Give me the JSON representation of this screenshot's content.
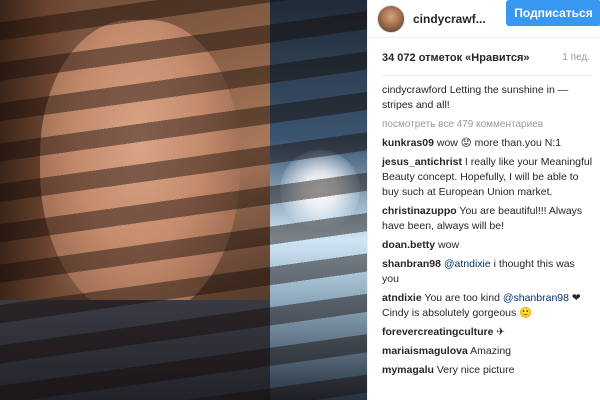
{
  "post": {
    "photo_alt": "selfie in sunlight through window blinds"
  },
  "header": {
    "username": "cindycrawf...",
    "follow_label": "Подписаться"
  },
  "stats": {
    "likes": "34 072 отметок «Нравится»",
    "time": "1 пед."
  },
  "caption": {
    "user": "cindycrawford",
    "text": "Letting the sunshine in — stripes and all!"
  },
  "view_all": "посмотреть все 479 комментариев",
  "comments": [
    {
      "user": "kunkras09",
      "text": "wow 😟 more than.you N:1",
      "mention": ""
    },
    {
      "user": "jesus_antichrist",
      "text": "I really like your Meaningful Beauty concept. Hopefully, I will be able to buy such at European Union market.",
      "mention": ""
    },
    {
      "user": "christinazuppo",
      "text": "You are beautiful!!! Always have been, always will be!",
      "mention": ""
    },
    {
      "user": "doan.betty",
      "text": "wow",
      "mention": ""
    },
    {
      "user": "shanbran98",
      "mention": "@atndixie",
      "text": " i thought this was you"
    },
    {
      "user": "atndixie",
      "text": "You are too kind ",
      "mention": "@shanbran98",
      "text2": "❤ Cindy is absolutely gorgeous 🙂"
    },
    {
      "user": "forevercreatingculture",
      "text": "✈",
      "mention": ""
    },
    {
      "user": "mariaismagulova",
      "text": "Amazing",
      "mention": ""
    },
    {
      "user": "mymagalu",
      "text": "Very nice picture",
      "mention": ""
    }
  ]
}
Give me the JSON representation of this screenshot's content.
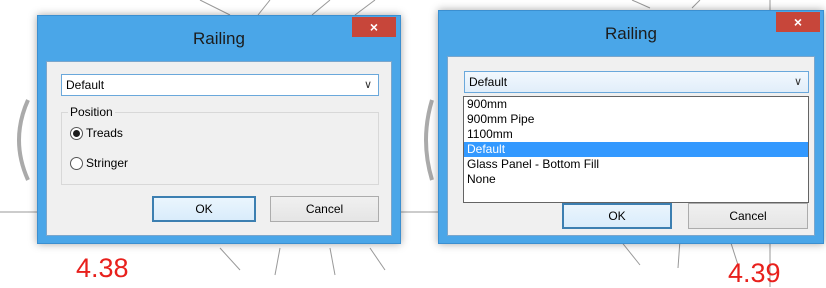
{
  "left_dialog": {
    "title": "Railing",
    "close_label": "×",
    "combo_value": "Default",
    "position_label": "Position",
    "radio_treads": "Treads",
    "radio_stringer": "Stringer",
    "ok_label": "OK",
    "cancel_label": "Cancel",
    "selected_position": "Treads"
  },
  "right_dialog": {
    "title": "Railing",
    "close_label": "×",
    "combo_value": "Default",
    "dropdown_options": [
      "900mm",
      "900mm Pipe",
      "1100mm",
      "Default",
      "Glass Panel - Bottom Fill",
      "None"
    ],
    "selected_index": 3,
    "ok_label": "OK",
    "cancel_label": "Cancel"
  },
  "captions": {
    "left": "4.38",
    "right": "4.39"
  },
  "colors": {
    "frame": "#4aa6e8",
    "close": "#c7463a",
    "caption": "#e8201c",
    "selection": "#3399ff"
  }
}
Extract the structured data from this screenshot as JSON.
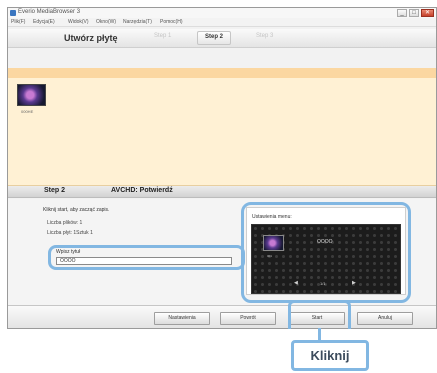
{
  "window": {
    "title": "Everio MediaBrowser 3",
    "menu": [
      "Plik(F)",
      "Edycja(E)",
      "Widok(V)",
      "Okno(W)",
      "Narzędzia(T)",
      "Pomoc(H)"
    ],
    "controls": {
      "minimize": "_",
      "maximize": "□",
      "close": "✕"
    }
  },
  "stepbar": {
    "section_title": "Utwórz płytę",
    "steps": [
      "Step 1",
      "Step 2",
      "Step 3"
    ],
    "active_step_index": 1
  },
  "thumbnails": [
    {
      "caption": "000HE"
    }
  ],
  "step2": {
    "number": "Step 2",
    "title": "AVCHD: Potwierdź"
  },
  "content": {
    "instruction": "Kliknij start, aby zacząć zapis.",
    "info_files": "Liczba plików: 1",
    "info_discs": "Liczba płyt: 1Sztuk 1",
    "title_label": "Wpisz tytuł",
    "title_value": "OOOO",
    "menu_settings_label": "Ustawienia menu:",
    "preview_title": "OOOO",
    "preview_thumb_caption": "001",
    "preview_page": "1/1",
    "icons": {
      "prev": "◀",
      "next": "▶"
    }
  },
  "footer": {
    "buttons": [
      "Nastawienia",
      "Powrót",
      "Start",
      "Anuluj"
    ]
  },
  "callout": {
    "label": "Kliknij"
  },
  "colors": {
    "highlight": "#82b7e2",
    "accent_orange": "#fbd7a1",
    "thumb_area": "#fff1d4"
  }
}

Challenge.
Every entry must be written out exactly, with all pictures left out.

Task result.
Give me the JSON representation of this screenshot's content.
{
  "post": {
    "photo_alt": "selfie in sunlight through window blinds"
  },
  "header": {
    "username": "cindycrawf...",
    "follow_label": "Подписаться"
  },
  "stats": {
    "likes": "34 072 отметок «Нравится»",
    "time": "1 пед."
  },
  "caption": {
    "user": "cindycrawford",
    "text": "Letting the sunshine in — stripes and all!"
  },
  "view_all": "посмотреть все 479 комментариев",
  "comments": [
    {
      "user": "kunkras09",
      "text": "wow 😟 more than.you N:1",
      "mention": ""
    },
    {
      "user": "jesus_antichrist",
      "text": "I really like your Meaningful Beauty concept. Hopefully, I will be able to buy such at European Union market.",
      "mention": ""
    },
    {
      "user": "christinazuppo",
      "text": "You are beautiful!!! Always have been, always will be!",
      "mention": ""
    },
    {
      "user": "doan.betty",
      "text": "wow",
      "mention": ""
    },
    {
      "user": "shanbran98",
      "mention": "@atndixie",
      "text": " i thought this was you"
    },
    {
      "user": "atndixie",
      "text": "You are too kind ",
      "mention": "@shanbran98",
      "text2": "❤ Cindy is absolutely gorgeous 🙂"
    },
    {
      "user": "forevercreatingculture",
      "text": "✈",
      "mention": ""
    },
    {
      "user": "mariaismagulova",
      "text": "Amazing",
      "mention": ""
    },
    {
      "user": "mymagalu",
      "text": "Very nice picture",
      "mention": ""
    }
  ]
}
Give me the JSON representation of this screenshot's content.
{
  "left_dialog": {
    "title": "Railing",
    "close_label": "×",
    "combo_value": "Default",
    "position_label": "Position",
    "radio_treads": "Treads",
    "radio_stringer": "Stringer",
    "ok_label": "OK",
    "cancel_label": "Cancel",
    "selected_position": "Treads"
  },
  "right_dialog": {
    "title": "Railing",
    "close_label": "×",
    "combo_value": "Default",
    "dropdown_options": [
      "900mm",
      "900mm Pipe",
      "1100mm",
      "Default",
      "Glass Panel - Bottom Fill",
      "None"
    ],
    "selected_index": 3,
    "ok_label": "OK",
    "cancel_label": "Cancel"
  },
  "captions": {
    "left": "4.38",
    "right": "4.39"
  },
  "colors": {
    "frame": "#4aa6e8",
    "close": "#c7463a",
    "caption": "#e8201c",
    "selection": "#3399ff"
  }
}
Extract the structured data from this screenshot as JSON.
{
  "window": {
    "title": "Everio MediaBrowser 3",
    "menu": [
      "Plik(F)",
      "Edycja(E)",
      "Widok(V)",
      "Okno(W)",
      "Narzędzia(T)",
      "Pomoc(H)"
    ],
    "controls": {
      "minimize": "_",
      "maximize": "□",
      "close": "✕"
    }
  },
  "stepbar": {
    "section_title": "Utwórz płytę",
    "steps": [
      "Step 1",
      "Step 2",
      "Step 3"
    ],
    "active_step_index": 1
  },
  "thumbnails": [
    {
      "caption": "000HE"
    }
  ],
  "step2": {
    "number": "Step 2",
    "title": "AVCHD: Potwierdź"
  },
  "content": {
    "instruction": "Kliknij start, aby zacząć zapis.",
    "info_files": "Liczba plików: 1",
    "info_discs": "Liczba płyt: 1Sztuk 1",
    "title_label": "Wpisz tytuł",
    "title_value": "OOOO",
    "menu_settings_label": "Ustawienia menu:",
    "preview_title": "OOOO",
    "preview_thumb_caption": "001",
    "preview_page": "1/1",
    "icons": {
      "prev": "◀",
      "next": "▶"
    }
  },
  "footer": {
    "buttons": [
      "Nastawienia",
      "Powrót",
      "Start",
      "Anuluj"
    ]
  },
  "callout": {
    "label": "Kliknij"
  },
  "colors": {
    "highlight": "#82b7e2",
    "accent_orange": "#fbd7a1",
    "thumb_area": "#fff1d4"
  }
}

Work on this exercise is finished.